WHAT THIS TASK INVOLVES | Which lines of the records contain "title"? Collect every one of them.

(Excerpt from a dataset)
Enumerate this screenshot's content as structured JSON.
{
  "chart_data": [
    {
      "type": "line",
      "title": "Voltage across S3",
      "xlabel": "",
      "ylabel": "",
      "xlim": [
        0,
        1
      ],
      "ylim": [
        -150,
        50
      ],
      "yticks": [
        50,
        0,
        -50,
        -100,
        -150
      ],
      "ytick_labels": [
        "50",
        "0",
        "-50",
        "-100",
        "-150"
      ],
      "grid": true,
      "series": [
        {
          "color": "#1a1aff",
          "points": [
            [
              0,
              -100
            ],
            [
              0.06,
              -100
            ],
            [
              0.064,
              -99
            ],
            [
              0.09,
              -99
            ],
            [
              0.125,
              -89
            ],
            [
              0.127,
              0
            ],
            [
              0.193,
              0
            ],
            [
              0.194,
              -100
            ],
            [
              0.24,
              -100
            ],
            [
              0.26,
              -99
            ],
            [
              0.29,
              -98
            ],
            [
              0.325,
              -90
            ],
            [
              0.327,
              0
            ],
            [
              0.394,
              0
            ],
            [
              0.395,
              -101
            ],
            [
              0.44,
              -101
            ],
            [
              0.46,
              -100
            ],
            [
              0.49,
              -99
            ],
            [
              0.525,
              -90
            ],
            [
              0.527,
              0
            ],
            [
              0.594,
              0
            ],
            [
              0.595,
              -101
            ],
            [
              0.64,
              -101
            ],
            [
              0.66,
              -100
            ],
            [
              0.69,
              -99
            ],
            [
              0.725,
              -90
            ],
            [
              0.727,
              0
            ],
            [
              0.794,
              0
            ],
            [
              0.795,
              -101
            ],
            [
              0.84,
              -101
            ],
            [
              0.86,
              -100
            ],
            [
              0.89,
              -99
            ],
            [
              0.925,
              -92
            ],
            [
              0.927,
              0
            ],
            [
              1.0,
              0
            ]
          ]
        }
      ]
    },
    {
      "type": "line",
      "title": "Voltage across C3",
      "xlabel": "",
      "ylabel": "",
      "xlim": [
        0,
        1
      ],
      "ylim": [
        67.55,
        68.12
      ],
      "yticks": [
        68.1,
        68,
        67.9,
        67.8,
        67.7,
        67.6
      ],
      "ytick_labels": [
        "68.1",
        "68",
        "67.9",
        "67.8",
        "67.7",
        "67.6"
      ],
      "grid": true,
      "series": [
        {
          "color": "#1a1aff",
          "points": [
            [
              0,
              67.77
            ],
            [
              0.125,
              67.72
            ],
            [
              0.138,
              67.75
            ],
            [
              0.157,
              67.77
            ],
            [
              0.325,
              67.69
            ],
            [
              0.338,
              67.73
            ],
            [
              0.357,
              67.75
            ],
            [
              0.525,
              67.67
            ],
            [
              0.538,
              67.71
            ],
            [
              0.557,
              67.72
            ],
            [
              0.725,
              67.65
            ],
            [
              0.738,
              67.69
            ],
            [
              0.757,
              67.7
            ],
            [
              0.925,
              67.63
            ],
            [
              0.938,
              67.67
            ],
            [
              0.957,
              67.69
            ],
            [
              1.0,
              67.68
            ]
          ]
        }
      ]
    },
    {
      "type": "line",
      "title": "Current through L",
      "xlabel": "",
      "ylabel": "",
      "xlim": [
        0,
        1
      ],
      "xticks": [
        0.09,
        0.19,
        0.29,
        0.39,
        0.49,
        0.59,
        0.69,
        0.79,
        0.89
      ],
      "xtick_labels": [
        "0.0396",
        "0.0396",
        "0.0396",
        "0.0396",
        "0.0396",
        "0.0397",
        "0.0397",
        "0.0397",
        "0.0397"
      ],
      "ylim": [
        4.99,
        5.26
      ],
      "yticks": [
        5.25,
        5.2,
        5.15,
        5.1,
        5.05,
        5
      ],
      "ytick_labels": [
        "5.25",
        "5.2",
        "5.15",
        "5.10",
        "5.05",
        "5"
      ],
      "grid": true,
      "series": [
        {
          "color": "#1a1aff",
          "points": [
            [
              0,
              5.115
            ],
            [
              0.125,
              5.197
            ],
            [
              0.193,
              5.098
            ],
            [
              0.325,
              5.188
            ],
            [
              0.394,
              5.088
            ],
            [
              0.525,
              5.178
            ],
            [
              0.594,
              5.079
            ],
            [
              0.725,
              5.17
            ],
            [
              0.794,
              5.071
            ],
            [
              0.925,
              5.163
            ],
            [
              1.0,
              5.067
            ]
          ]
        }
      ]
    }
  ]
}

RIGHT ANSWER |
      "title": "Voltage across S3",
      "title": "Voltage across C3",
      "title": "Current through L",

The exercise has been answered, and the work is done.